(A run of records)
_ _ _ _ _ _ _

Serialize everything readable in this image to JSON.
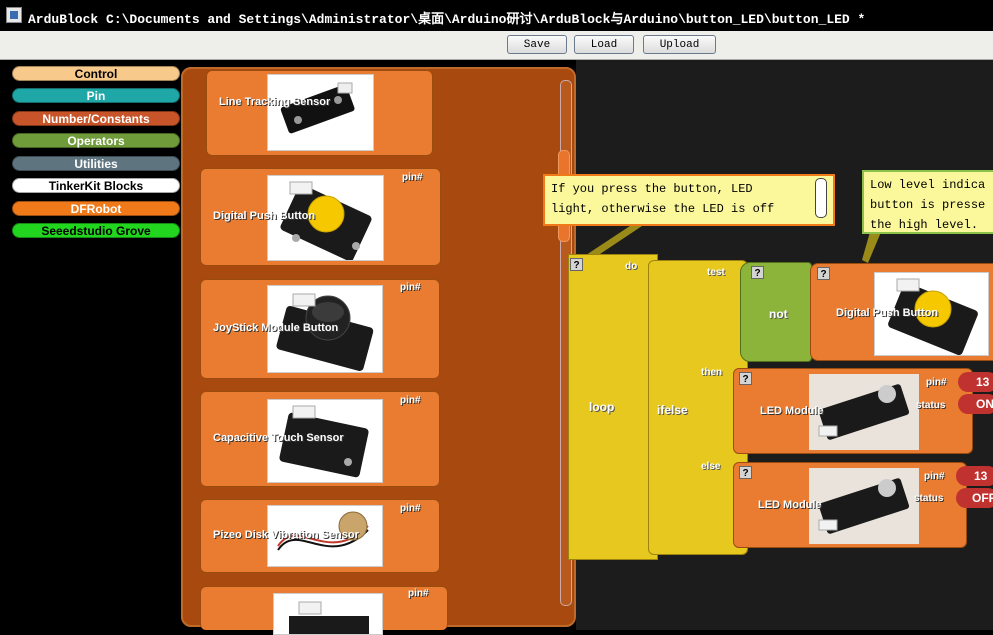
{
  "window": {
    "title": "ArduBlock C:\\Documents and Settings\\Administrator\\桌面\\Arduino研讨\\ArduBlock与Arduino\\button_LED\\button_LED *"
  },
  "toolbar": {
    "save_label": "Save",
    "load_label": "Load",
    "upload_label": "Upload"
  },
  "palette": {
    "categories": [
      {
        "label": "Control",
        "color": "#f7c98b",
        "text": "#000000"
      },
      {
        "label": "Pin",
        "color": "#1fa7a7",
        "text": "#ffffff"
      },
      {
        "label": "Number/Constants",
        "color": "#c8552a",
        "text": "#ffffff"
      },
      {
        "label": "Operators",
        "color": "#6f9b3a",
        "text": "#ffffff"
      },
      {
        "label": "Utilities",
        "color": "#5e7580",
        "text": "#ffffff"
      },
      {
        "label": "TinkerKit Blocks",
        "color": "#ffffff",
        "text": "#000000"
      },
      {
        "label": "DFRobot",
        "color": "#f07a1a",
        "text": "#ffffff"
      },
      {
        "label": "Seeedstudio Grove",
        "color": "#22d61f",
        "text": "#000000"
      }
    ]
  },
  "drawer": {
    "blocks": [
      {
        "label": "Line Tracking Sensor",
        "pin": "",
        "icon": "line-sensor-photo"
      },
      {
        "label": "Digital Push Button",
        "pin": "pin#",
        "icon": "push-button-photo"
      },
      {
        "label": "JoyStick Module Button",
        "pin": "pin#",
        "icon": "joystick-photo"
      },
      {
        "label": "Capacitive Touch Sensor",
        "pin": "pin#",
        "icon": "touch-sensor-photo"
      },
      {
        "label": "Pizeo Disk Vibration Sensor",
        "pin": "pin#",
        "icon": "piezo-photo"
      },
      {
        "label": "",
        "pin": "pin#",
        "icon": "module-photo"
      }
    ]
  },
  "canvas": {
    "comment1": "If you press the button, LED\nlight, otherwise the LED is off",
    "comment2": "Low level indica\nbutton is presse\nthe high level.",
    "loop": {
      "label": "loop",
      "do": "do"
    },
    "ifelse": {
      "label": "ifelse",
      "test": "test",
      "then": "then",
      "else": "else"
    },
    "not_label": "not",
    "button_block": "Digital Push Button",
    "led1": {
      "label": "LED Module",
      "pin": "pin#",
      "status": "status",
      "pin_value": "13",
      "status_value": "ON"
    },
    "led2": {
      "label": "LED Module",
      "pin": "pin#",
      "status": "status",
      "pin_value": "13",
      "status_value": "OFF"
    },
    "help_glyph": "?"
  }
}
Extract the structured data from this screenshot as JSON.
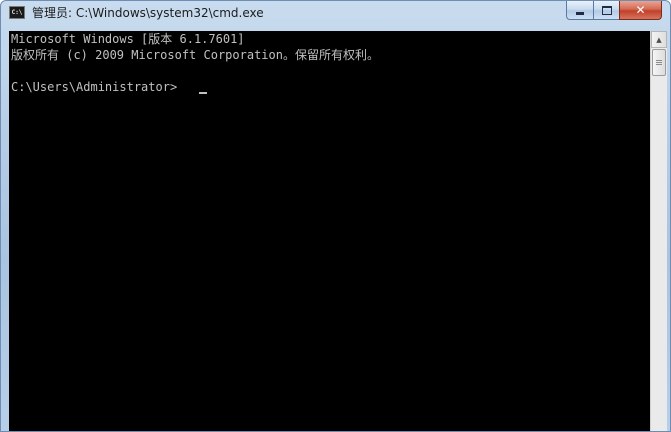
{
  "window": {
    "title": "管理员: C:\\Windows\\system32\\cmd.exe",
    "icon": "cmd-console-icon",
    "icon_text": "C:\\"
  },
  "caption_buttons": {
    "minimize": "minimize-icon",
    "maximize": "maximize-icon",
    "close": "close-icon",
    "close_glyph": "✕"
  },
  "console": {
    "lines": [
      "Microsoft Windows [版本 6.1.7601]",
      "版权所有 (c) 2009 Microsoft Corporation。保留所有权利。",
      "C:\\Users\\Administrator>"
    ],
    "text_color": "#c0c0c0",
    "background_color": "#000000"
  },
  "scrollbar": {
    "up_arrow": "▲"
  }
}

_ _ _ _ _ _ _

What needs to be done => Find the word "Digital" in the data and copy out each line where it turns up.

Solved exercise =>
        "label": "Digital Push Button",
    "button_block": "Digital Push Button",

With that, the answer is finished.